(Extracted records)
============

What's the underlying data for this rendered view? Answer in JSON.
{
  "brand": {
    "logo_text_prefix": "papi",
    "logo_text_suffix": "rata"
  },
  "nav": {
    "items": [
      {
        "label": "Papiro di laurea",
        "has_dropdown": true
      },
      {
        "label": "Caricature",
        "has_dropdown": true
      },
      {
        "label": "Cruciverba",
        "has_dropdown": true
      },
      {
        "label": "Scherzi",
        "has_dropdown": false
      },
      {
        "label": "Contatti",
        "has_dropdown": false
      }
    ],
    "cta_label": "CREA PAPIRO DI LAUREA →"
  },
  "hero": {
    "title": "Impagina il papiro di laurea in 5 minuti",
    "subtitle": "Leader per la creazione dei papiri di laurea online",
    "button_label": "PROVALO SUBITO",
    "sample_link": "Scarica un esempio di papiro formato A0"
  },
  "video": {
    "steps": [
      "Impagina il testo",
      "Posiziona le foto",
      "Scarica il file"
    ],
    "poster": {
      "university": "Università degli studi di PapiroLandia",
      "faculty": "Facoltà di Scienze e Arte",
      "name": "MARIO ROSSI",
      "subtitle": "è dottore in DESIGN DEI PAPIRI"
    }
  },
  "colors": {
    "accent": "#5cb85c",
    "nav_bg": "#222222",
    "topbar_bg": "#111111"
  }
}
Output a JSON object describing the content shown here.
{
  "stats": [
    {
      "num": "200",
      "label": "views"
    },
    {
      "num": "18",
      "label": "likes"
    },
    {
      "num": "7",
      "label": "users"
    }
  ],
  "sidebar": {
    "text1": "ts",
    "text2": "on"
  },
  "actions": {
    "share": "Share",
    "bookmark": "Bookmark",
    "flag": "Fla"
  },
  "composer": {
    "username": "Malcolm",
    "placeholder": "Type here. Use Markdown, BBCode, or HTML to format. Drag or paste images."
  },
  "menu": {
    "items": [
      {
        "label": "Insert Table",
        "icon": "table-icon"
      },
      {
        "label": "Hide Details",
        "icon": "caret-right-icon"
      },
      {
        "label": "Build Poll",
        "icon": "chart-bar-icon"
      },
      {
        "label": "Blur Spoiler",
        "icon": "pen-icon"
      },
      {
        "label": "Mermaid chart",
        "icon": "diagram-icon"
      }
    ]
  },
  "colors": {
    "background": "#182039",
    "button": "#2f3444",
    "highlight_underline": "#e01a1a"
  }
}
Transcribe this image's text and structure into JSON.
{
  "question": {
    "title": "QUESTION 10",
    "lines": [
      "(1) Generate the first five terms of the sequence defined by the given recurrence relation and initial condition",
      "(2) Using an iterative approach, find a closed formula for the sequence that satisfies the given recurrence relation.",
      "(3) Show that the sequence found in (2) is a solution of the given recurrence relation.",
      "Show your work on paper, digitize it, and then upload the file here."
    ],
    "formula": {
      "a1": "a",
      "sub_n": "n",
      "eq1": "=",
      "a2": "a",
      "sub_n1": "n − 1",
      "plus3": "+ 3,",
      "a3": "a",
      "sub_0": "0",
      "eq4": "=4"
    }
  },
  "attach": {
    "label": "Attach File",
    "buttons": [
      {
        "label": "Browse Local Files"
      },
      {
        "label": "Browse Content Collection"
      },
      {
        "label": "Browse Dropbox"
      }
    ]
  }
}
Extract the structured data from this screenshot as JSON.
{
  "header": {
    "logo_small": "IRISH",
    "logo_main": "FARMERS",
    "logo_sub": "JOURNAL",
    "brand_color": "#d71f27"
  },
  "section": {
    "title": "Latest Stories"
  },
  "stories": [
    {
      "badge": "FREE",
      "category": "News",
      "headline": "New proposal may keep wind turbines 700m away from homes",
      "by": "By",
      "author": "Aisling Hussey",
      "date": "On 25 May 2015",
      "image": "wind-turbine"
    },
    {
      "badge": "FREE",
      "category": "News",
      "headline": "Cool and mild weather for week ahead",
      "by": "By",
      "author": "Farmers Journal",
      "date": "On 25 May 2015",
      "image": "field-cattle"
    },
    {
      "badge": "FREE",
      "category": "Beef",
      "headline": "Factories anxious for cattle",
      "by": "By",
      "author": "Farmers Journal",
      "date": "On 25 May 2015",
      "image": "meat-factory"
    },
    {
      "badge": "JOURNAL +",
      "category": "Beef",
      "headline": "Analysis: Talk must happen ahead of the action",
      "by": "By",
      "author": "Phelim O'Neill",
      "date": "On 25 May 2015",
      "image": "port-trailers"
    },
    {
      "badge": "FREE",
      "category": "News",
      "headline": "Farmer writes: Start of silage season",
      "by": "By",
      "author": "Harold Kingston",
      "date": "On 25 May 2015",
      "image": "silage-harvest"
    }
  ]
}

============

» **What you should do**
Reproduce the full listing exactly.

» **Written solution**
What's the underlying data for this rendered view? Answer in JSON.
{
  "brand": {
    "logo_text_prefix": "papi",
    "logo_text_suffix": "rata"
  },
  "nav": {
    "items": [
      {
        "label": "Papiro di laurea",
        "has_dropdown": true
      },
      {
        "label": "Caricature",
        "has_dropdown": true
      },
      {
        "label": "Cruciverba",
        "has_dropdown": true
      },
      {
        "label": "Scherzi",
        "has_dropdown": false
      },
      {
        "label": "Contatti",
        "has_dropdown": false
      }
    ],
    "cta_label": "CREA PAPIRO DI LAUREA →"
  },
  "hero": {
    "title": "Impagina il papiro di laurea in 5 minuti",
    "subtitle": "Leader per la creazione dei papiri di laurea online",
    "button_label": "PROVALO SUBITO",
    "sample_link": "Scarica un esempio di papiro formato A0"
  },
  "video": {
    "steps": [
      "Impagina il testo",
      "Posiziona le foto",
      "Scarica il file"
    ],
    "poster": {
      "university": "Università degli studi di PapiroLandia",
      "faculty": "Facoltà di Scienze e Arte",
      "name": "MARIO ROSSI",
      "subtitle": "è dottore in DESIGN DEI PAPIRI"
    }
  },
  "colors": {
    "accent": "#5cb85c",
    "nav_bg": "#222222",
    "topbar_bg": "#111111"
  }
}
Output a JSON object describing the content shown here.
{
  "stats": [
    {
      "num": "200",
      "label": "views"
    },
    {
      "num": "18",
      "label": "likes"
    },
    {
      "num": "7",
      "label": "users"
    }
  ],
  "sidebar": {
    "text1": "ts",
    "text2": "on"
  },
  "actions": {
    "share": "Share",
    "bookmark": "Bookmark",
    "flag": "Fla"
  },
  "composer": {
    "username": "Malcolm",
    "placeholder": "Type here. Use Markdown, BBCode, or HTML to format. Drag or paste images."
  },
  "menu": {
    "items": [
      {
        "label": "Insert Table",
        "icon": "table-icon"
      },
      {
        "label": "Hide Details",
        "icon": "caret-right-icon"
      },
      {
        "label": "Build Poll",
        "icon": "chart-bar-icon"
      },
      {
        "label": "Blur Spoiler",
        "icon": "pen-icon"
      },
      {
        "label": "Mermaid chart",
        "icon": "diagram-icon"
      }
    ]
  },
  "colors": {
    "background": "#182039",
    "button": "#2f3444",
    "highlight_underline": "#e01a1a"
  }
}
Transcribe this image's text and structure into JSON.
{
  "question": {
    "title": "QUESTION 10",
    "lines": [
      "(1) Generate the first five terms of the sequence defined by the given recurrence relation and initial condition",
      "(2) Using an iterative approach, find a closed formula for the sequence that satisfies the given recurrence relation.",
      "(3) Show that the sequence found in (2) is a solution of the given recurrence relation.",
      "Show your work on paper, digitize it, and then upload the file here."
    ],
    "formula": {
      "a1": "a",
      "sub_n": "n",
      "eq1": "=",
      "a2": "a",
      "sub_n1": "n − 1",
      "plus3": "+ 3,",
      "a3": "a",
      "sub_0": "0",
      "eq4": "=4"
    }
  },
  "attach": {
    "label": "Attach File",
    "buttons": [
      {
        "label": "Browse Local Files"
      },
      {
        "label": "Browse Content Collection"
      },
      {
        "label": "Browse Dropbox"
      }
    ]
  }
}
Extract the structured data from this screenshot as JSON.
{
  "header": {
    "logo_small": "IRISH",
    "logo_main": "FARMERS",
    "logo_sub": "JOURNAL",
    "brand_color": "#d71f27"
  },
  "section": {
    "title": "Latest Stories"
  },
  "stories": [
    {
      "badge": "FREE",
      "category": "News",
      "headline": "New proposal may keep wind turbines 700m away from homes",
      "by": "By",
      "author": "Aisling Hussey",
      "date": "On 25 May 2015",
      "image": "wind-turbine"
    },
    {
      "badge": "FREE",
      "category": "News",
      "headline": "Cool and mild weather for week ahead",
      "by": "By",
      "author": "Farmers Journal",
      "date": "On 25 May 2015",
      "image": "field-cattle"
    },
    {
      "badge": "FREE",
      "category": "Beef",
      "headline": "Factories anxious for cattle",
      "by": "By",
      "author": "Farmers Journal",
      "date": "On 25 May 2015",
      "image": "meat-factory"
    },
    {
      "badge": "JOURNAL +",
      "category": "Beef",
      "headline": "Analysis: Talk must happen ahead of the action",
      "by": "By",
      "author": "Phelim O'Neill",
      "date": "On 25 May 2015",
      "image": "port-trailers"
    },
    {
      "badge": "FREE",
      "category": "News",
      "headline": "Farmer writes: Start of silage season",
      "by": "By",
      "author": "Harold Kingston",
      "date": "On 25 May 2015",
      "image": "silage-harvest"
    }
  ]
}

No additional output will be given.